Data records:
□ □ □ □ □
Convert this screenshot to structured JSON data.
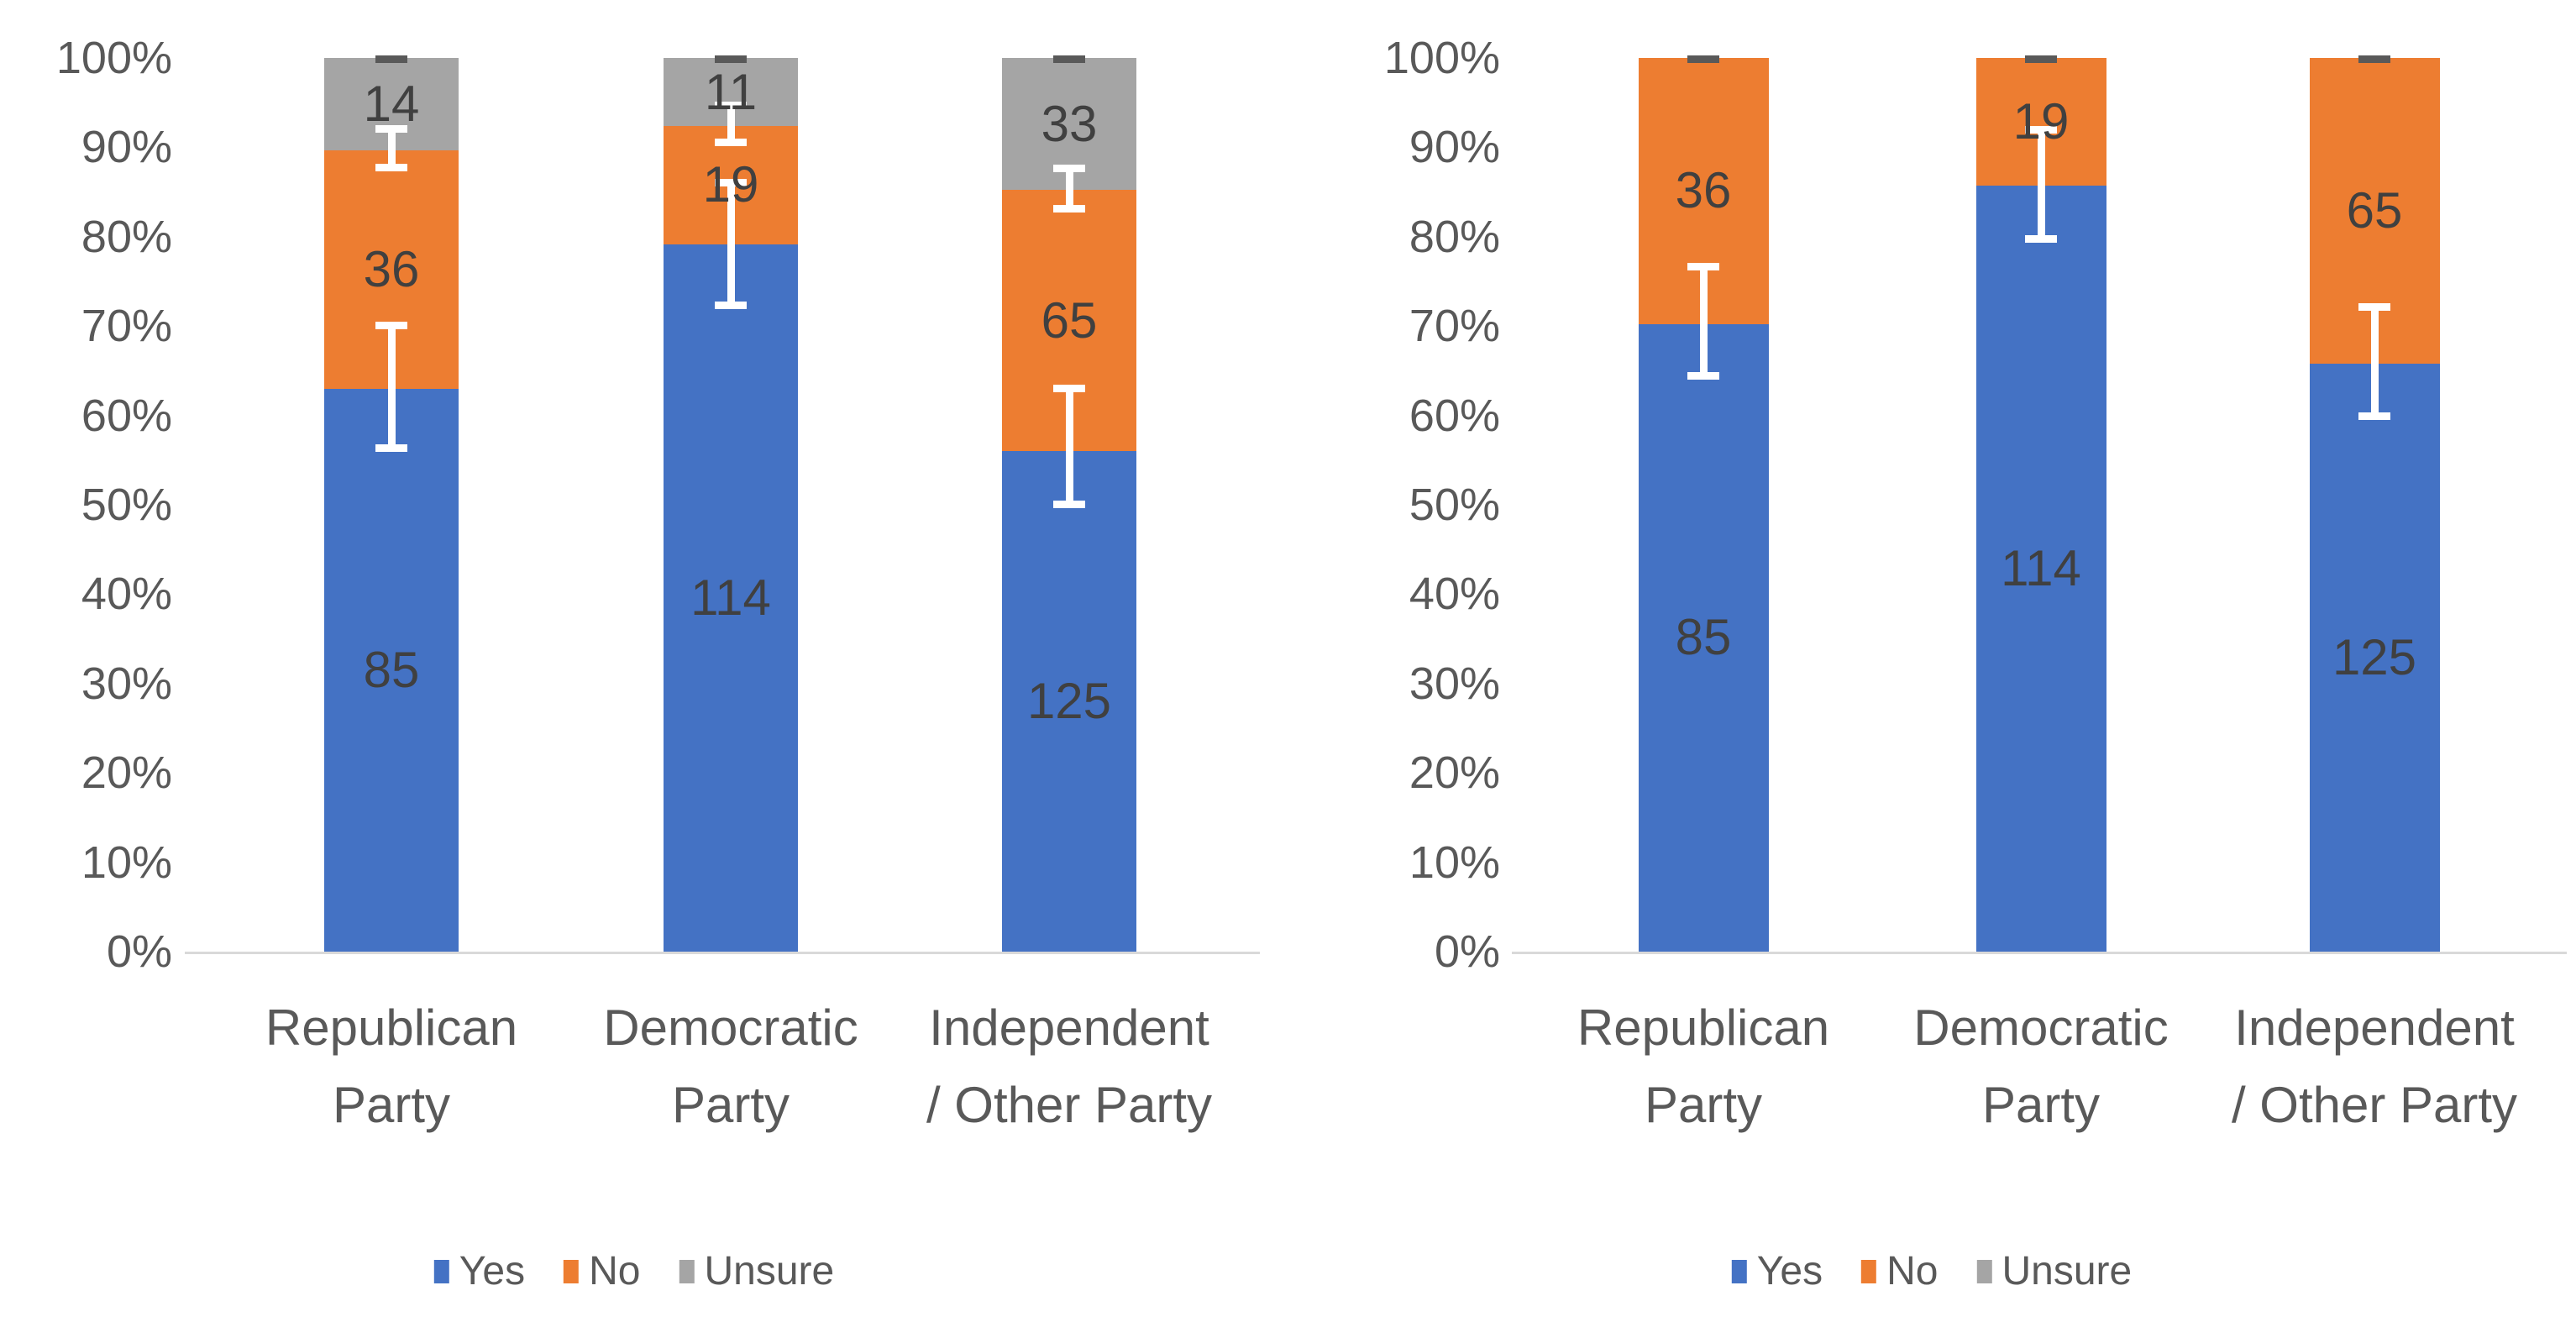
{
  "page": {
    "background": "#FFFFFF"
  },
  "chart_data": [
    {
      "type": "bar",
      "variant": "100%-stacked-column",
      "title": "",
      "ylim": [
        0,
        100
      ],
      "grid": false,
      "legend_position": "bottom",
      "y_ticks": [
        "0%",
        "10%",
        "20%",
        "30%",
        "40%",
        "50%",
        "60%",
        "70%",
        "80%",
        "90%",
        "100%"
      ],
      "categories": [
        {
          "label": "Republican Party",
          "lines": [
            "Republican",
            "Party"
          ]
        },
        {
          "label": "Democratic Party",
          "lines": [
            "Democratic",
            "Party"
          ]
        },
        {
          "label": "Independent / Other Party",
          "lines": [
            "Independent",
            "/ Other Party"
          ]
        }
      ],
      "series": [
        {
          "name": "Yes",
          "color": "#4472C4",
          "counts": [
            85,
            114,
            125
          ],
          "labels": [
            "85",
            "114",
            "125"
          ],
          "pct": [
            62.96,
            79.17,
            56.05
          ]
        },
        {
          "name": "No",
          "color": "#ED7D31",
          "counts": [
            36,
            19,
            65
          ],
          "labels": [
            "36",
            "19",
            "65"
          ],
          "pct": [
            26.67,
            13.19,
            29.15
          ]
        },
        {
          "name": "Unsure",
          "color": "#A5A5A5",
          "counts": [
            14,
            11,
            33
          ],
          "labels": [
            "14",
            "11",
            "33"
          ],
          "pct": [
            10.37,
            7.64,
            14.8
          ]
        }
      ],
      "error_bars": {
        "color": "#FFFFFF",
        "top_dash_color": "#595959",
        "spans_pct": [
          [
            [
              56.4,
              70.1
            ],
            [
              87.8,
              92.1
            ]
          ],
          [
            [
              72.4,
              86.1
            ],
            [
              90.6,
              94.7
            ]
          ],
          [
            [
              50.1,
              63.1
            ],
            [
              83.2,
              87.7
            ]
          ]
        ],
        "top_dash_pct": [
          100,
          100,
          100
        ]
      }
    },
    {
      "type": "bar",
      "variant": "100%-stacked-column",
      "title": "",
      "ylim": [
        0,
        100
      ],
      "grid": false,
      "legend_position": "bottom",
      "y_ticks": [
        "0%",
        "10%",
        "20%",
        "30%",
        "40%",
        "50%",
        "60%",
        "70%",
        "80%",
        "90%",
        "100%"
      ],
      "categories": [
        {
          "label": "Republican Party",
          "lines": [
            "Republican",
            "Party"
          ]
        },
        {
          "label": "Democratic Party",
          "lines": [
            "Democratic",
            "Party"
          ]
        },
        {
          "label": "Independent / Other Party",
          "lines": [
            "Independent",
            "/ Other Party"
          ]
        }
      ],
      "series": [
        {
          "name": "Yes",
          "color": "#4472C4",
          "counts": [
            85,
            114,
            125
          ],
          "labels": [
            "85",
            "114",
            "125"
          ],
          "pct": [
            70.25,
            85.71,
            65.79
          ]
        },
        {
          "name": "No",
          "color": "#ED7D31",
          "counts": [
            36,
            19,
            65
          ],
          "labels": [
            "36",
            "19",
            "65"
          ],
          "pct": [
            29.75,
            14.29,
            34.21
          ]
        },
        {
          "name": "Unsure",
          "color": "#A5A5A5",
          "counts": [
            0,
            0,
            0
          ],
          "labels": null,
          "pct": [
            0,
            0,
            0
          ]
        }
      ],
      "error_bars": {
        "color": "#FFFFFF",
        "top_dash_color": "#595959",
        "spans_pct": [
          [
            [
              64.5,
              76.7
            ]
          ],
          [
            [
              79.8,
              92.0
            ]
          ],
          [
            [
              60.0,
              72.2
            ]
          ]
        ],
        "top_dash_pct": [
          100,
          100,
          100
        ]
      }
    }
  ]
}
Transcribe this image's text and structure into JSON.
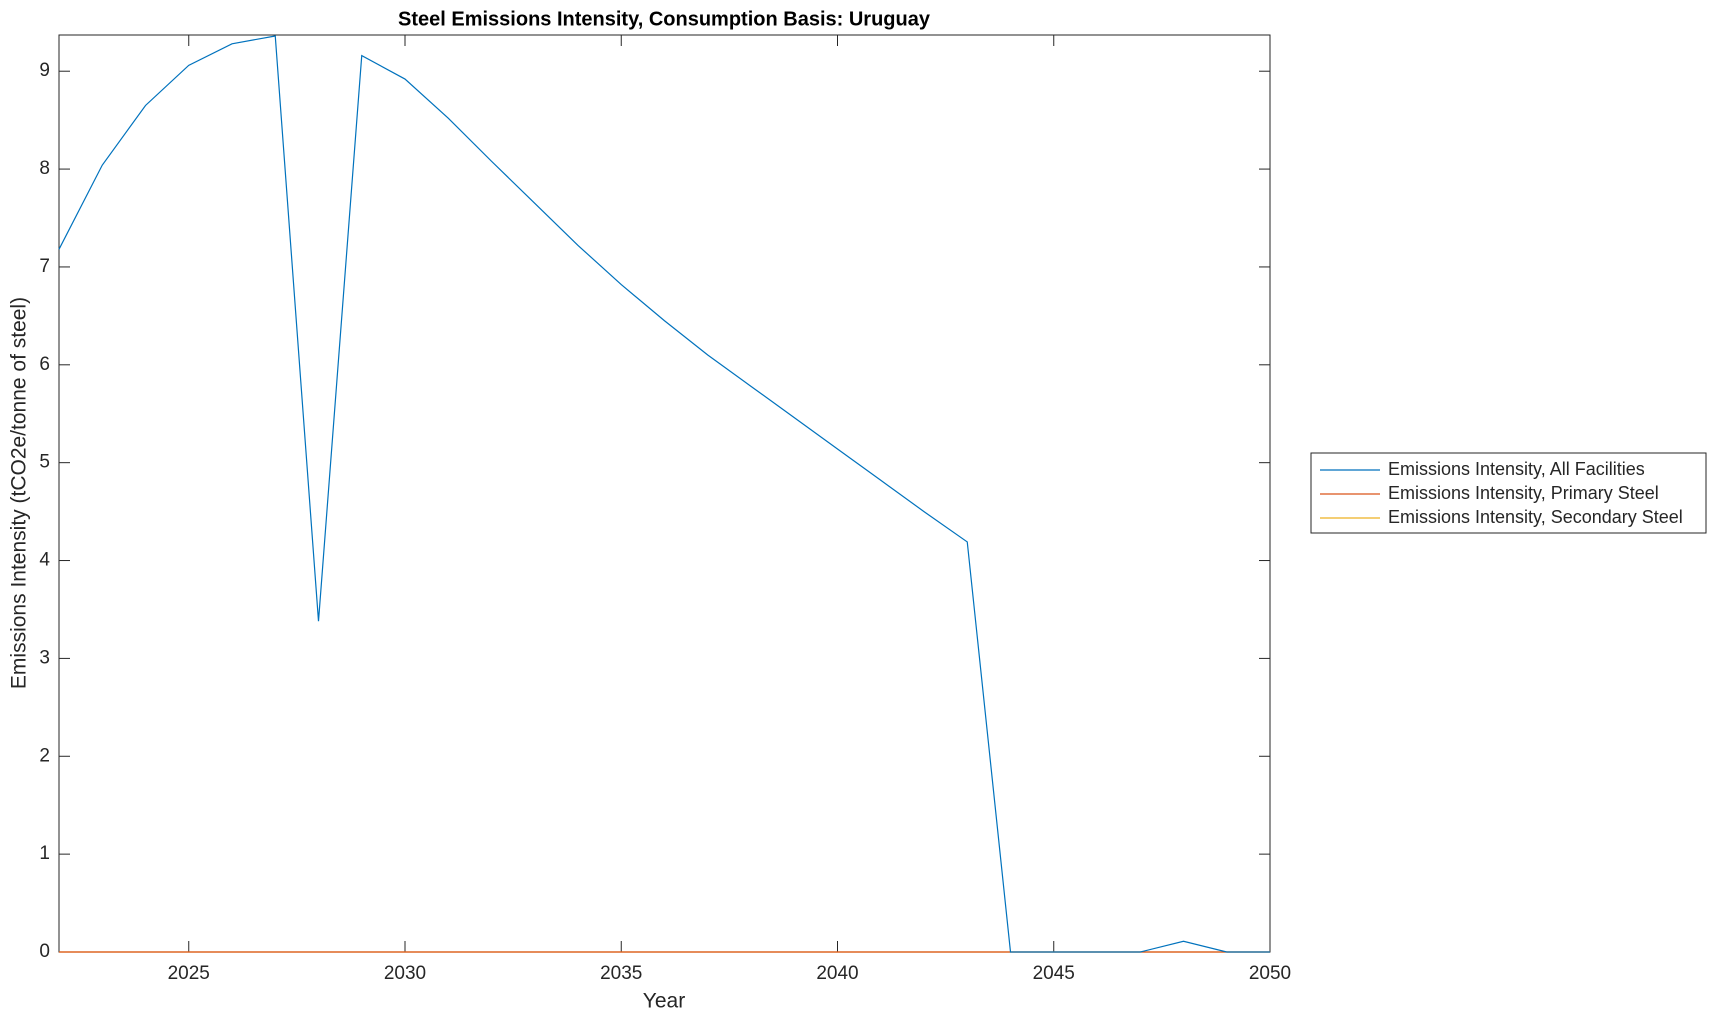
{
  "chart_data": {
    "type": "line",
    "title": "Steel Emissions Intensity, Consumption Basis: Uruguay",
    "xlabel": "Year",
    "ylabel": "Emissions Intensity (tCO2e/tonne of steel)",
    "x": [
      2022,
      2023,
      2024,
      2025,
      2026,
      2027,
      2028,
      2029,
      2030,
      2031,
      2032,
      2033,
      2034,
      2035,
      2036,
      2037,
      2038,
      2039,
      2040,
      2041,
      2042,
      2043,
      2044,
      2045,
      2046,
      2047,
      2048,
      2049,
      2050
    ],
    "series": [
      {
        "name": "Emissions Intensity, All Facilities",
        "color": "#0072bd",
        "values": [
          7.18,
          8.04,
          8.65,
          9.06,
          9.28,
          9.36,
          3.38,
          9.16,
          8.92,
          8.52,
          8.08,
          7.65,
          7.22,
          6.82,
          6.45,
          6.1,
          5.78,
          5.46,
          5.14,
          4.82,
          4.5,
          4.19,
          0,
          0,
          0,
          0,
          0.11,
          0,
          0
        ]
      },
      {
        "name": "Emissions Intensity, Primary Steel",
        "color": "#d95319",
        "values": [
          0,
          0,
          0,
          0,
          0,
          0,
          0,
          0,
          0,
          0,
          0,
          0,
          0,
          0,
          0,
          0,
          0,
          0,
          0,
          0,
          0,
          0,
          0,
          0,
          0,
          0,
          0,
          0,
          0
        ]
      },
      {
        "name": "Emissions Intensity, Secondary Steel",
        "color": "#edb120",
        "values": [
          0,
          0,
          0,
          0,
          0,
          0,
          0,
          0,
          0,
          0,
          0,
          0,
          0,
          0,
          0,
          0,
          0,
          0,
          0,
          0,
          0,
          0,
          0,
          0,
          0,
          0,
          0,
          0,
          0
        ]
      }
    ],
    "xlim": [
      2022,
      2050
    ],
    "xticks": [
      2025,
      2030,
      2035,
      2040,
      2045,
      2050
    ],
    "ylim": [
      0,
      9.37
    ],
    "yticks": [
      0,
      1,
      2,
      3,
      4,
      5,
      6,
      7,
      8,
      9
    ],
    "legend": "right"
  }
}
□ □ □ □ □
- **PROBLEM DETAILS**
Without the pictures, print the records in full, exactly as they appear.

- **ANSWER TO THIS EXERCISE**
Convert this screenshot to structured JSON data.
{
  "page": {
    "background": "#FFFFFF"
  },
  "chart_data": [
    {
      "type": "bar",
      "variant": "100%-stacked-column",
      "title": "",
      "ylim": [
        0,
        100
      ],
      "grid": false,
      "legend_position": "bottom",
      "y_ticks": [
        "0%",
        "10%",
        "20%",
        "30%",
        "40%",
        "50%",
        "60%",
        "70%",
        "80%",
        "90%",
        "100%"
      ],
      "categories": [
        {
          "label": "Republican Party",
          "lines": [
            "Republican",
            "Party"
          ]
        },
        {
          "label": "Democratic Party",
          "lines": [
            "Democratic",
            "Party"
          ]
        },
        {
          "label": "Independent / Other Party",
          "lines": [
            "Independent",
            "/ Other Party"
          ]
        }
      ],
      "series": [
        {
          "name": "Yes",
          "color": "#4472C4",
          "counts": [
            85,
            114,
            125
          ],
          "labels": [
            "85",
            "114",
            "125"
          ],
          "pct": [
            62.96,
            79.17,
            56.05
          ]
        },
        {
          "name": "No",
          "color": "#ED7D31",
          "counts": [
            36,
            19,
            65
          ],
          "labels": [
            "36",
            "19",
            "65"
          ],
          "pct": [
            26.67,
            13.19,
            29.15
          ]
        },
        {
          "name": "Unsure",
          "color": "#A5A5A5",
          "counts": [
            14,
            11,
            33
          ],
          "labels": [
            "14",
            "11",
            "33"
          ],
          "pct": [
            10.37,
            7.64,
            14.8
          ]
        }
      ],
      "error_bars": {
        "color": "#FFFFFF",
        "top_dash_color": "#595959",
        "spans_pct": [
          [
            [
              56.4,
              70.1
            ],
            [
              87.8,
              92.1
            ]
          ],
          [
            [
              72.4,
              86.1
            ],
            [
              90.6,
              94.7
            ]
          ],
          [
            [
              50.1,
              63.1
            ],
            [
              83.2,
              87.7
            ]
          ]
        ],
        "top_dash_pct": [
          100,
          100,
          100
        ]
      }
    },
    {
      "type": "bar",
      "variant": "100%-stacked-column",
      "title": "",
      "ylim": [
        0,
        100
      ],
      "grid": false,
      "legend_position": "bottom",
      "y_ticks": [
        "0%",
        "10%",
        "20%",
        "30%",
        "40%",
        "50%",
        "60%",
        "70%",
        "80%",
        "90%",
        "100%"
      ],
      "categories": [
        {
          "label": "Republican Party",
          "lines": [
            "Republican",
            "Party"
          ]
        },
        {
          "label": "Democratic Party",
          "lines": [
            "Democratic",
            "Party"
          ]
        },
        {
          "label": "Independent / Other Party",
          "lines": [
            "Independent",
            "/ Other Party"
          ]
        }
      ],
      "series": [
        {
          "name": "Yes",
          "color": "#4472C4",
          "counts": [
            85,
            114,
            125
          ],
          "labels": [
            "85",
            "114",
            "125"
          ],
          "pct": [
            70.25,
            85.71,
            65.79
          ]
        },
        {
          "name": "No",
          "color": "#ED7D31",
          "counts": [
            36,
            19,
            65
          ],
          "labels": [
            "36",
            "19",
            "65"
          ],
          "pct": [
            29.75,
            14.29,
            34.21
          ]
        },
        {
          "name": "Unsure",
          "color": "#A5A5A5",
          "counts": [
            0,
            0,
            0
          ],
          "labels": null,
          "pct": [
            0,
            0,
            0
          ]
        }
      ],
      "error_bars": {
        "color": "#FFFFFF",
        "top_dash_color": "#595959",
        "spans_pct": [
          [
            [
              64.5,
              76.7
            ]
          ],
          [
            [
              79.8,
              92.0
            ]
          ],
          [
            [
              60.0,
              72.2
            ]
          ]
        ],
        "top_dash_pct": [
          100,
          100,
          100
        ]
      }
    }
  ]
}
Transcribe this image's text and structure into JSON.
{
  "chart_data": {
    "type": "line",
    "title": "Steel Emissions Intensity, Consumption Basis: Uruguay",
    "xlabel": "Year",
    "ylabel": "Emissions Intensity (tCO2e/tonne of steel)",
    "x": [
      2022,
      2023,
      2024,
      2025,
      2026,
      2027,
      2028,
      2029,
      2030,
      2031,
      2032,
      2033,
      2034,
      2035,
      2036,
      2037,
      2038,
      2039,
      2040,
      2041,
      2042,
      2043,
      2044,
      2045,
      2046,
      2047,
      2048,
      2049,
      2050
    ],
    "series": [
      {
        "name": "Emissions Intensity, All Facilities",
        "color": "#0072bd",
        "values": [
          7.18,
          8.04,
          8.65,
          9.06,
          9.28,
          9.36,
          3.38,
          9.16,
          8.92,
          8.52,
          8.08,
          7.65,
          7.22,
          6.82,
          6.45,
          6.1,
          5.78,
          5.46,
          5.14,
          4.82,
          4.5,
          4.19,
          0,
          0,
          0,
          0,
          0.11,
          0,
          0
        ]
      },
      {
        "name": "Emissions Intensity, Primary Steel",
        "color": "#d95319",
        "values": [
          0,
          0,
          0,
          0,
          0,
          0,
          0,
          0,
          0,
          0,
          0,
          0,
          0,
          0,
          0,
          0,
          0,
          0,
          0,
          0,
          0,
          0,
          0,
          0,
          0,
          0,
          0,
          0,
          0
        ]
      },
      {
        "name": "Emissions Intensity, Secondary Steel",
        "color": "#edb120",
        "values": [
          0,
          0,
          0,
          0,
          0,
          0,
          0,
          0,
          0,
          0,
          0,
          0,
          0,
          0,
          0,
          0,
          0,
          0,
          0,
          0,
          0,
          0,
          0,
          0,
          0,
          0,
          0,
          0,
          0
        ]
      }
    ],
    "xlim": [
      2022,
      2050
    ],
    "xticks": [
      2025,
      2030,
      2035,
      2040,
      2045,
      2050
    ],
    "ylim": [
      0,
      9.37
    ],
    "yticks": [
      0,
      1,
      2,
      3,
      4,
      5,
      6,
      7,
      8,
      9
    ],
    "legend": "right"
  }
}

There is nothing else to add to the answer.